EXERCISE INSTRUCTIONS:
1) According to the rat stroke study text below, how many days did the animals recover after surgery before MCAO?
2) Quote the rat stroke study text below from "In protocol 2, plasma" up to and including "both implant doses.".
3) Summarize the rat stroke study text below in two sentences.

TEXT:
++++++++++

In protocol 2, the effect of castration combined with estradiol treatment was determined. Castration (CAST, n=13) or sham operation (SHAM, n=10) was performed in 14- to 18-week-old male rats under halothane anesthesia. A longitudinal incision, approximately 1.5 cm in length, was made over the median septum, and each testicular capsule was incised. The spermatic cord was ligated above the head of the epididymis with 2-0 silk suture and cut with subsequent cauterization of all spermatic vessels. The surgical wounds were closed, and the animal was allowed to recover for 8 to 10 days before MCAO. Sham-operated males were treated with all surgical procedures except castration. Rats randomized to receive 17β-estradiol pellets were instrumented while still under anesthesia for castration (CAST+25 [25 μg, n=16] or CAST+100 [100 μg, n=14]).
All values are reported as mean±SE; all physiological variables were analyzed by 2-way ANOVA and post hoc Newman-Keuls test. Infarct volumes and mean residual laser-Doppler flow were analyzed by 1-way ANOVA and Newman-Keuls test. Statistical significance was confirmed at a value of P≤0.05.
Physiological data are summarized in the Table⇓. Levels of arterial blood pressure, pH, blood gases, glucose, and hemoglobin were similar among groups during MCAO and early reperfusion. The ipsilateral LDF signal during MCAO decreased rapidly to ≈25% of baseline values and remained at this level for the duration of occlusion (Figure 1⇓). On reperfusion, the LDF signal returned toward baseline by 15 minutes. Averaged LDF over the ischemic period was equivalent in all groups: SAL, 23±2% of baseline; Acute, 24±3%; E25, 29±4%; and E100, 29±3%. Cortical infarction volume was reduced by acute estrogen treatment, and there was no further reduction with chronic estrogen treatment at either dose (Figure 2⇓). Similarly, infarction was equally reduced in caudate putamen by both acute and chronic estrogen treatment.
In protocol 2, plasma testosterone ranged from 0.05 to 1.62 ng/mL in noncastrated rats and below detection in all castrated animals. Ischemic LDF remained stable throughout occlusion and returned toward baseline in all animals. Averaged LDF over the ischemic period was equivalent in all groups: CAST, 23±2% of baseline; SHAM, 24±4%; CAST+25, 26±2%; and CAST+100, 27±2%. There was no difference in cortical or caudate infarction volume in CAST relative to SHAM animals (Figure 3⇓). Furthermore, estrogen treatment consistently decreased tissue injury after MCAO in castrated males at both implant doses.

++++++++++

EXCERPTED DATA:
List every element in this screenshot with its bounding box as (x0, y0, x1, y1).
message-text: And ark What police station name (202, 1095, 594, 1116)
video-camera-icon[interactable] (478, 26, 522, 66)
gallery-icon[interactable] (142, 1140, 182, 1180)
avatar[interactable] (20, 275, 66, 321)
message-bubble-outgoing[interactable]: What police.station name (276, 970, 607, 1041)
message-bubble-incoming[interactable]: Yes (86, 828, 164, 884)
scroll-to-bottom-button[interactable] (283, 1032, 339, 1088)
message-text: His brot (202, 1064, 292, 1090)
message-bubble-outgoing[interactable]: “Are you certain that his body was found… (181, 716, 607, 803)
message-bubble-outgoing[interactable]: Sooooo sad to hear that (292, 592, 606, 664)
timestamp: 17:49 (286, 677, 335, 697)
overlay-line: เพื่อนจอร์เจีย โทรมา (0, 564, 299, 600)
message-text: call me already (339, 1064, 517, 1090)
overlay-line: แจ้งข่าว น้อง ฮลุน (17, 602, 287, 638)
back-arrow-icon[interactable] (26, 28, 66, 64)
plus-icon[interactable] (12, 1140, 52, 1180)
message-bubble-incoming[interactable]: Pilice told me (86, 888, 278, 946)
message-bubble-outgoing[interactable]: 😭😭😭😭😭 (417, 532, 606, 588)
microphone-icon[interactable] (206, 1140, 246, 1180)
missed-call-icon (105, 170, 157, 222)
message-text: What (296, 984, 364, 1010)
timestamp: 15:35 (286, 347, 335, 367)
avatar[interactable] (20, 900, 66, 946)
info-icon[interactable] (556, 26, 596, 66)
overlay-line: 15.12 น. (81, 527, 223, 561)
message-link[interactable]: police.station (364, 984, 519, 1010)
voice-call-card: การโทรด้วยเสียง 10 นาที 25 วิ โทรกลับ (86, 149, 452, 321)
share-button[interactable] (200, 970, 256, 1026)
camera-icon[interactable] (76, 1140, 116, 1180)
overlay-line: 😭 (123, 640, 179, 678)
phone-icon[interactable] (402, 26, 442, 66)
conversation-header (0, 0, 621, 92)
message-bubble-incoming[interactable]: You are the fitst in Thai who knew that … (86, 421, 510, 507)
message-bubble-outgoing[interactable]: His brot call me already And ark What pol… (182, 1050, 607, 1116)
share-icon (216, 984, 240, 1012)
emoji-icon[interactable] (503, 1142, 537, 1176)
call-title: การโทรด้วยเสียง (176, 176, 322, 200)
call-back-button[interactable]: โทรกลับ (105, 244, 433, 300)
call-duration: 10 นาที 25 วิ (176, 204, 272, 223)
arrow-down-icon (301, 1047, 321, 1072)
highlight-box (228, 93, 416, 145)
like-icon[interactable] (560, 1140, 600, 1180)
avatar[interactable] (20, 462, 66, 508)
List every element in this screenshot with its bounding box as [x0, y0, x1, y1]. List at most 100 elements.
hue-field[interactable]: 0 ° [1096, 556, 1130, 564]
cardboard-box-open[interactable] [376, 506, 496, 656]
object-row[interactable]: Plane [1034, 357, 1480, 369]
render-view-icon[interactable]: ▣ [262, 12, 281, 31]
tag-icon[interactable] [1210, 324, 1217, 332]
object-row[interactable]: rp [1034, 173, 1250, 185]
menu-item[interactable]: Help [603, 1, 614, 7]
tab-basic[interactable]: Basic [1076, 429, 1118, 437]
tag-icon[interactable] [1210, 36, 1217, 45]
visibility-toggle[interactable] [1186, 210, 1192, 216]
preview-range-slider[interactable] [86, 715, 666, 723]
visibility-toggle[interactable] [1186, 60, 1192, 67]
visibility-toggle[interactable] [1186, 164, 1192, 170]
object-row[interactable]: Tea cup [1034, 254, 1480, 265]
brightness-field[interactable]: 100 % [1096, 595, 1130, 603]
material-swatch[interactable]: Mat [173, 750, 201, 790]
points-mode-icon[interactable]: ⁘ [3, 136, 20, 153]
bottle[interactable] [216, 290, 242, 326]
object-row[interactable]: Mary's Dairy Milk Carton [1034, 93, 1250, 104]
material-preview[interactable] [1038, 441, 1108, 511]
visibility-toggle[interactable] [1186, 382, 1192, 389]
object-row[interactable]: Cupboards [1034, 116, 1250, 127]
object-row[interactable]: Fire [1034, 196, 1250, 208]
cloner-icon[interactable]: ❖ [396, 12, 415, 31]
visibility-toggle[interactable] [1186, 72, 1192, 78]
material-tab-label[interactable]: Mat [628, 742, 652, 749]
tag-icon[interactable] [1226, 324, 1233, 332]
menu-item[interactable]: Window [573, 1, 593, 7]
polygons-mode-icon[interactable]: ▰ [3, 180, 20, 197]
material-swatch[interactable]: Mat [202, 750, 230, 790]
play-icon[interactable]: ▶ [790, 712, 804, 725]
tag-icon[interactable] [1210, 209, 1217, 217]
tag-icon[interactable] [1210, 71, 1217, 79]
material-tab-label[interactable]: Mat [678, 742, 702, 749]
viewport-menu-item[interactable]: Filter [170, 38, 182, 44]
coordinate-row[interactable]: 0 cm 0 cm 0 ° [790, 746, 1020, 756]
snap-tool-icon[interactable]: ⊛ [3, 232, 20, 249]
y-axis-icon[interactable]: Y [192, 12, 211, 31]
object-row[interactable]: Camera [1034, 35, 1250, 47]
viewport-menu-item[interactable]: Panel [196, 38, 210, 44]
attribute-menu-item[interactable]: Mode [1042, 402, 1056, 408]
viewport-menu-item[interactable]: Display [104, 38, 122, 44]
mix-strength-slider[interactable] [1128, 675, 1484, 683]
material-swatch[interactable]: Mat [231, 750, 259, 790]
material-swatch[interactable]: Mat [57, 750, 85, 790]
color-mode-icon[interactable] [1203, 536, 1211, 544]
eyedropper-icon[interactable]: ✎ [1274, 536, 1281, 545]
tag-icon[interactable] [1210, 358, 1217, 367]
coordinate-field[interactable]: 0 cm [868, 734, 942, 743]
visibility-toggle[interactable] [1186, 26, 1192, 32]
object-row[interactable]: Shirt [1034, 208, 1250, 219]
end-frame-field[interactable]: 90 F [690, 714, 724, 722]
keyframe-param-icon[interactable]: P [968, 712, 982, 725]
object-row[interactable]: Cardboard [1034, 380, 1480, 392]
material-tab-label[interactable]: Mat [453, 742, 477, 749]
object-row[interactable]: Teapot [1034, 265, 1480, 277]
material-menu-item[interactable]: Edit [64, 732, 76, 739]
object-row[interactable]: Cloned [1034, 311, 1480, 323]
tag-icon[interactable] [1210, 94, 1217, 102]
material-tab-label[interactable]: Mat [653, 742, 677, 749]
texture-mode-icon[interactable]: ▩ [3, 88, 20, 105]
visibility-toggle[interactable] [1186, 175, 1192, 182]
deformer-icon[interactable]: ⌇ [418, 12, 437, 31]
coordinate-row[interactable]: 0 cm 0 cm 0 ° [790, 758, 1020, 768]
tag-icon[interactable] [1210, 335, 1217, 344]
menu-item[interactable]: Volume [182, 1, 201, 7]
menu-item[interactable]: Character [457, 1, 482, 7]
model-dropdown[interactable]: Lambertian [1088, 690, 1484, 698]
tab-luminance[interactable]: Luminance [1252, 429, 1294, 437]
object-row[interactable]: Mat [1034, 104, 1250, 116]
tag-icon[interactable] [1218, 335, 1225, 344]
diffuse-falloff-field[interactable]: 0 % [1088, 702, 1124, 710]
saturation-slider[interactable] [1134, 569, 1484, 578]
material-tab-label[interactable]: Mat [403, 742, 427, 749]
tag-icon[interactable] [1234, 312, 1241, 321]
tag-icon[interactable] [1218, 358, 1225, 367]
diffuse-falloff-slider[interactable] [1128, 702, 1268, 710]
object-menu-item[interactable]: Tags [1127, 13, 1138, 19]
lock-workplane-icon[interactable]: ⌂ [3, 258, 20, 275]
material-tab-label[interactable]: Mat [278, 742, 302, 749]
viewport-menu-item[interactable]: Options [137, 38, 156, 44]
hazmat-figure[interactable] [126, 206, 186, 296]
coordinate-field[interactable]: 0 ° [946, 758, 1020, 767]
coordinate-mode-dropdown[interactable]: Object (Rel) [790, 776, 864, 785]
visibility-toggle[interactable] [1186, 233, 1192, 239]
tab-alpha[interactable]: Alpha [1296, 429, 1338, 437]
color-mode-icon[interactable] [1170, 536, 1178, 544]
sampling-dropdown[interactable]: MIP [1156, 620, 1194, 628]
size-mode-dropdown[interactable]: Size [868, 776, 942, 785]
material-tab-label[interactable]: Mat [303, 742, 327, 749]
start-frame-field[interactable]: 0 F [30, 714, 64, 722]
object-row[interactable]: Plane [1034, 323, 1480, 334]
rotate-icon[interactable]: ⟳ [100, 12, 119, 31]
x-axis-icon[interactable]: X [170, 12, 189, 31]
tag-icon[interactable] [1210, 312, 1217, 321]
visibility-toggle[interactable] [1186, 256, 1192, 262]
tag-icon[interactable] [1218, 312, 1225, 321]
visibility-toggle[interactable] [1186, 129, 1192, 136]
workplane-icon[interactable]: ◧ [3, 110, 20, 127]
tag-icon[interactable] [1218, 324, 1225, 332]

++++++++++

YOUR RESPONSES:
1) 8 to 10 days

2)
In protocol 2, plasma testosterone ranged from 0.05 to 1.62 ng/mL in noncastrated rats and below detection in all castrated animals. Ischemic LDF remained stable throughout occlusion and returned toward baseline in all animals. Averaged LDF over the ischemic period was equivalent in all groups: CAST, 23±2% of baseline; SHAM, 24±4%; CAST+25, 26±2%; and CAST+100, 27±2%. There was no difference in cortical or caudate infarction volume in CAST relative to SHAM animals (Figure 3⇓). Furthermore, estrogen treatment consistently decreased tissue injury after MCAO in castrated males at both implant doses.

3) In the second protocol, male rats were castrated or sham-operated, and some castrated rats received 17β-estradiol pellets of 25 or 100 μg before MCAO, during which averaged blood flow was equivalent across all groups. Castration alone did not change cortical or caudate infarct volume relative to sham animals, while estrogen reduced injury in castrated males at both doses, and in the earlier groups chronic estrogen reduced infarction no further than acute treatment.